## Source text
==========

The Supreme Court will hear oral arguments on Wednesday in the case around President Donald Trump’s bid to fire Federal Reserve Governor Lisa Cook over mortgage fraud allegations.
Cook denies any wrongdoing, and she hasn’t been charged with any crime. Federal Reserve Chair Jerome Powell is set to attend tomorrow’s session.
The question central to the case: Can a president remove a sitting Fed governor?
For more, “Marketplace Morning Report” host David Brancaccio spoke with Sarah Binder, a senior fellow at the Brookings Institution and a professor of political science at George Washington University. The following is an edited transcript of their conversation.
David Brancaccio: The Federal Reserve Act says that presidents can only remove governors for cause. Now, I know HR people around the country deal with “for cause” all the time. How do you understand that idea of firing for cause?
Sarah Binder: Well, when Congress writes that, its point is that the president has to have an actual, real, nonpolicy reason to dismiss an appointee, right? “Negligence,” “inefficiency in office” — those phrases go. The president just doesn’t have carte blanche to say, “I don’t like you. I don’t like your policy decisions.” That’s why Congress put that for cause phrase into many of the laws that set up these agencies.
Brancaccio: I mean, regardless of what one’s view is on the seriousness of the allegations against Lisa Cook, it is fact that they’re not proven yet.
Binder: Correct, and I think it’s important to keep in mind, this isn’t a case on the merits. It’s not about whether or not there was mortgage fraud here. The key question is, can the president remove Governor Cook while her legal case works its way through the federal courts?

==========

## Entries
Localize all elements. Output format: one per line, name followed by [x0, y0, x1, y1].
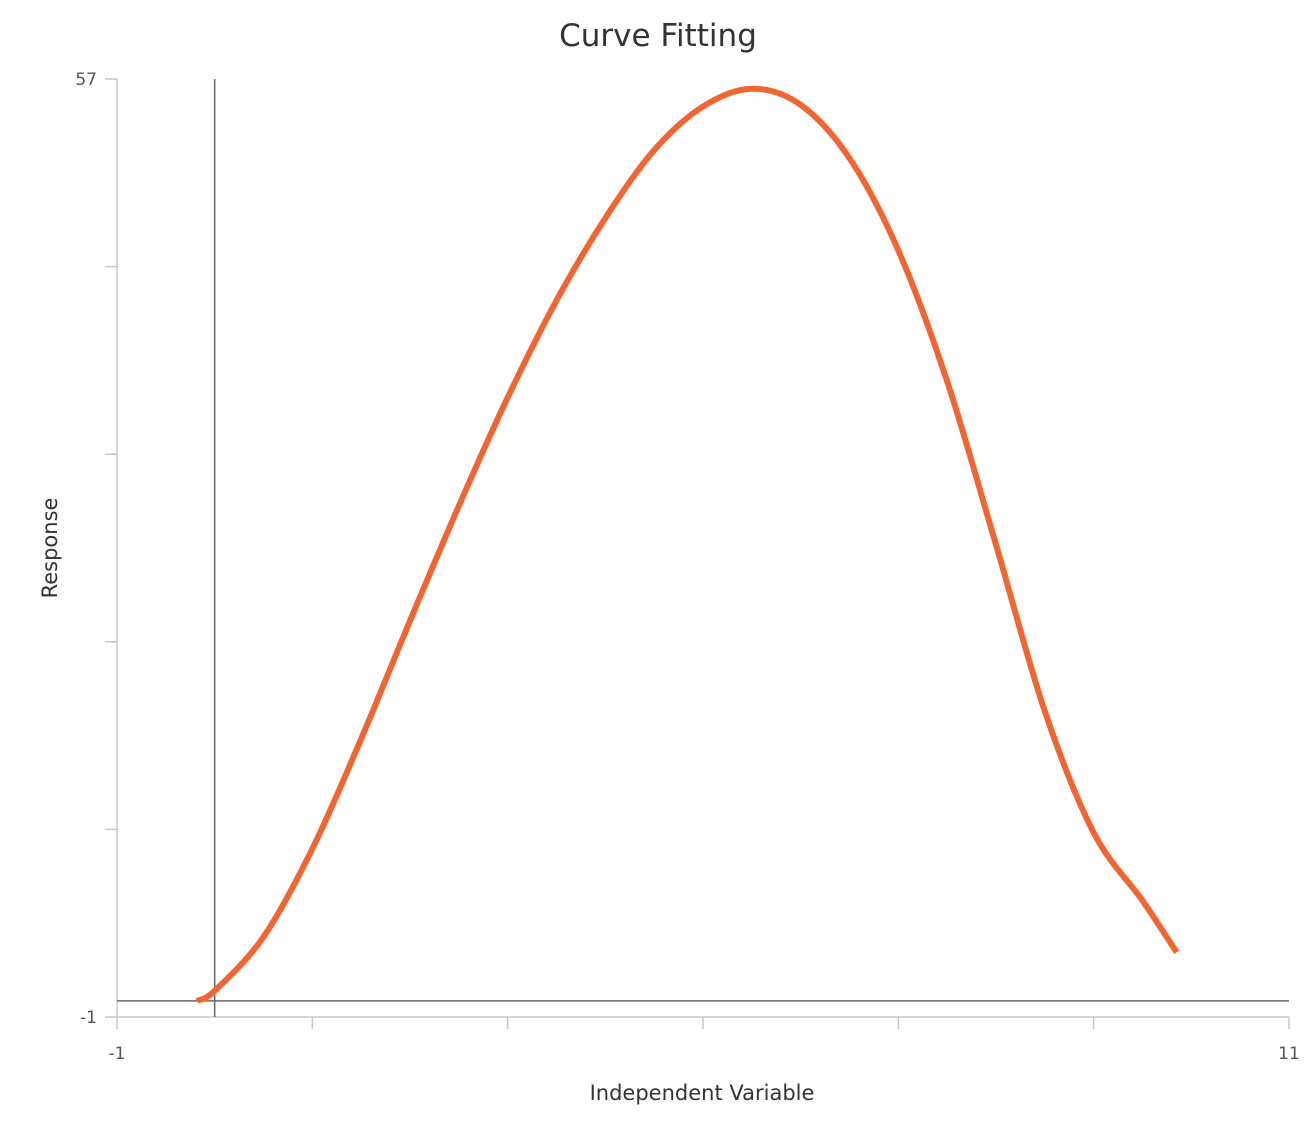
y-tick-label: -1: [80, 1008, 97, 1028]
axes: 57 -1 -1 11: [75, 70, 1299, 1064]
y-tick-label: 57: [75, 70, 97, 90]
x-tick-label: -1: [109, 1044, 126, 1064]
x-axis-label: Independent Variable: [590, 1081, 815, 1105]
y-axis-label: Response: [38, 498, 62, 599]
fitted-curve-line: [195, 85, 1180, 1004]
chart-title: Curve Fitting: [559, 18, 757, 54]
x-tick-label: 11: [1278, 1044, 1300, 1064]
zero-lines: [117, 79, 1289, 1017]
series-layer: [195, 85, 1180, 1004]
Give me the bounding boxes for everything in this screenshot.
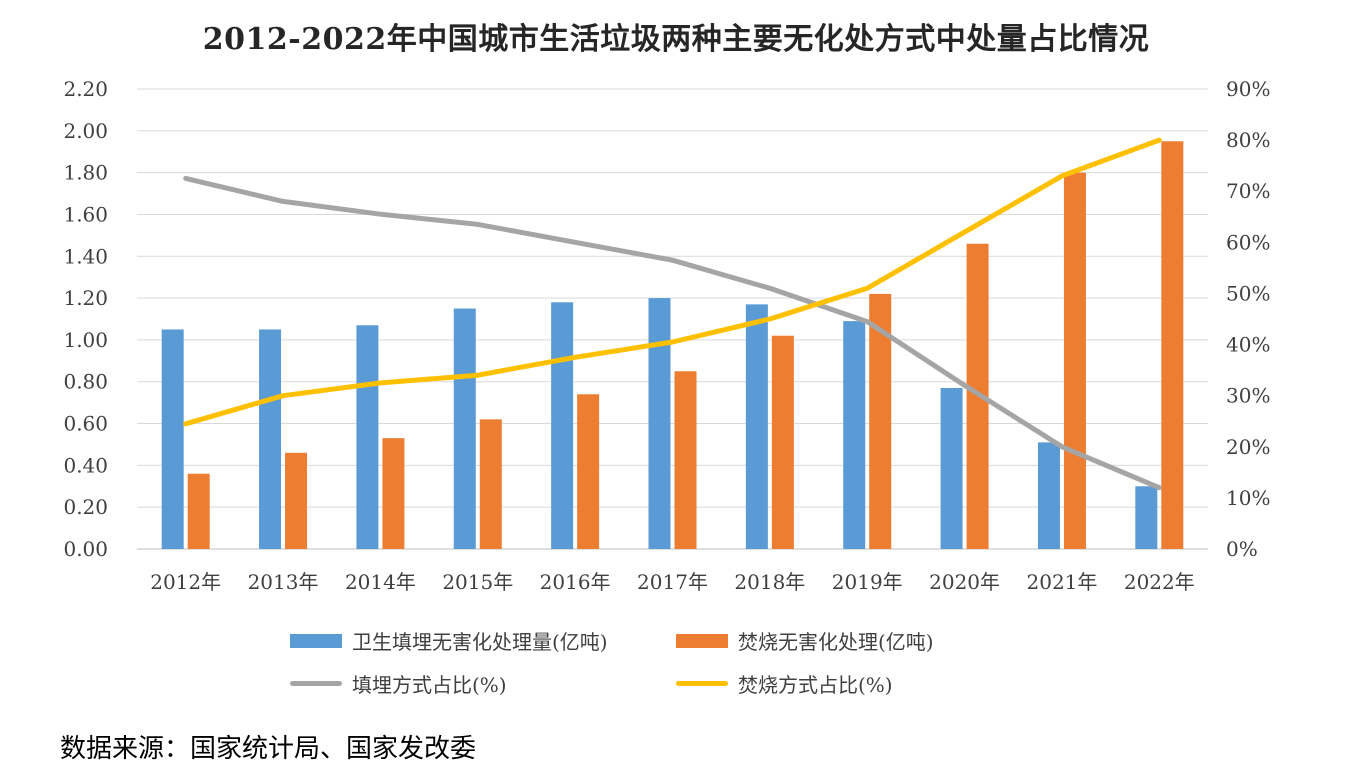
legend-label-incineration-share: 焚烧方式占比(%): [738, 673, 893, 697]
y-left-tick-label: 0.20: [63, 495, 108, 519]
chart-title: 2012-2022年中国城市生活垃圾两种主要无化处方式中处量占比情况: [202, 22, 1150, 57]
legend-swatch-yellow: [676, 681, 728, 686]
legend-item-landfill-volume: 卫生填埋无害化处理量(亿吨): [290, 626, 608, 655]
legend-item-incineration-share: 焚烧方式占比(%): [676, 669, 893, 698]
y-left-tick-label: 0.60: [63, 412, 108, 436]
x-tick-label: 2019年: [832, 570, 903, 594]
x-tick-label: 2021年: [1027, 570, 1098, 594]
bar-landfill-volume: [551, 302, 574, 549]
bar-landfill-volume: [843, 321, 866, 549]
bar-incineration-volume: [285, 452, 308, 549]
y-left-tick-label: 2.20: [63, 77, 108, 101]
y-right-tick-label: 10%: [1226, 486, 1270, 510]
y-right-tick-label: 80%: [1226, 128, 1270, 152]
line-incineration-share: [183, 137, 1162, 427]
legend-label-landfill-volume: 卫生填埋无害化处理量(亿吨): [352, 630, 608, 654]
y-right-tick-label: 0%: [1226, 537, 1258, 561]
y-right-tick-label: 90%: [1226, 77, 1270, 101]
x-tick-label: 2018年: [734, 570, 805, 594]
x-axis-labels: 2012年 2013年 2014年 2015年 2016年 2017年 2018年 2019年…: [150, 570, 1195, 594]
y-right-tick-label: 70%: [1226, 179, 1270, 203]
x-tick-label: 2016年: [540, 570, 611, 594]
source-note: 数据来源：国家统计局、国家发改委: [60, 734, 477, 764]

==========

## Things to do
1 - Using the article on the Lisa Cook case, decide whether each statement agrees with it. Answer yes or no and quote the deciding words.
(a) Lisa Cook has been charged with a crime.
(b) Sarah Binder teaches political science at George Washington University.
(c) The case before the Supreme Court turns on whether mortgage fraud took place.
2 - Answer these from the article on the Lisa Cook case.
(a) On what day will the Supreme Court hear oral arguments?
(b) Who is set to attend the session?
(c) Which law says presidents can only remove governors for cause?

## Answers in order
1 -
(a) No: "she hasn’t been charged with any crime."
(b) Yes: "a professor of political science at George Washington University"
(c) No: "It’s not about whether or not there was mortgage fraud here."

2 -
(a) Wednesday
(b) Federal Reserve Chair Jerome Powell
(c) The Federal Reserve Act